___ Data extract ___

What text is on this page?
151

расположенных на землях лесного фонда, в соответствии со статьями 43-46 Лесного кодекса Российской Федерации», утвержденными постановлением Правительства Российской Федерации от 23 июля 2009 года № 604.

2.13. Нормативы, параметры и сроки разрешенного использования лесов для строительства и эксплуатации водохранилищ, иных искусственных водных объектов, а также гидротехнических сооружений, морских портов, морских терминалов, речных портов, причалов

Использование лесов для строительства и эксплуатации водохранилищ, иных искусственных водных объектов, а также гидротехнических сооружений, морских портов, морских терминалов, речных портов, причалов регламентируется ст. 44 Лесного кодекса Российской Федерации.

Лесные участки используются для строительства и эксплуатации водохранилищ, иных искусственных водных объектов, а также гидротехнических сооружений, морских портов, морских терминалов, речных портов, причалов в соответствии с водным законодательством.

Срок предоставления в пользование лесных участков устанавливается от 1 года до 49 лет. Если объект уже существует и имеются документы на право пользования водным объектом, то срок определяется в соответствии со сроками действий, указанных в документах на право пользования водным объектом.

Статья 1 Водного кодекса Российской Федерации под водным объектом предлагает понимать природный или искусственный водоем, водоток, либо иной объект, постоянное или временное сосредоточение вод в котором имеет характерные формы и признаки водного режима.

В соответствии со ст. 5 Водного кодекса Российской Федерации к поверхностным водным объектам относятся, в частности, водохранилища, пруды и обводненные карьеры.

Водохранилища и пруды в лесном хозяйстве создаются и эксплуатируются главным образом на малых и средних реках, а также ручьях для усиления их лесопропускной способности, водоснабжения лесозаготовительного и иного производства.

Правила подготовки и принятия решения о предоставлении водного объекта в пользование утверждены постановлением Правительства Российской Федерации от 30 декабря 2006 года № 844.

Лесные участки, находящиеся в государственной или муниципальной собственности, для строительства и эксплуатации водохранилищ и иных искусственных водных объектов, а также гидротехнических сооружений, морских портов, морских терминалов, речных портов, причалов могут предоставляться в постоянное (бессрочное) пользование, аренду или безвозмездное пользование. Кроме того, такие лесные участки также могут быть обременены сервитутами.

___

### Given request
Only lines with the word "Лесного" should be collected from the material.

### Written answer
расположенных на землях лесного фонда, в соответствии со статьями 43-46 Лесного кодекса Российской Федерации», утвержденными постановлением Правительства Российской Федерации от 23 июля 2009 года № 604.
Использование лесов для строительства и эксплуатации водохранилищ, иных искусственных водных объектов, а также гидротехнических сооружений, морских портов, морских терминалов, речных портов, причалов регламентируется ст. 44 Лесного кодекса Российской Федерации.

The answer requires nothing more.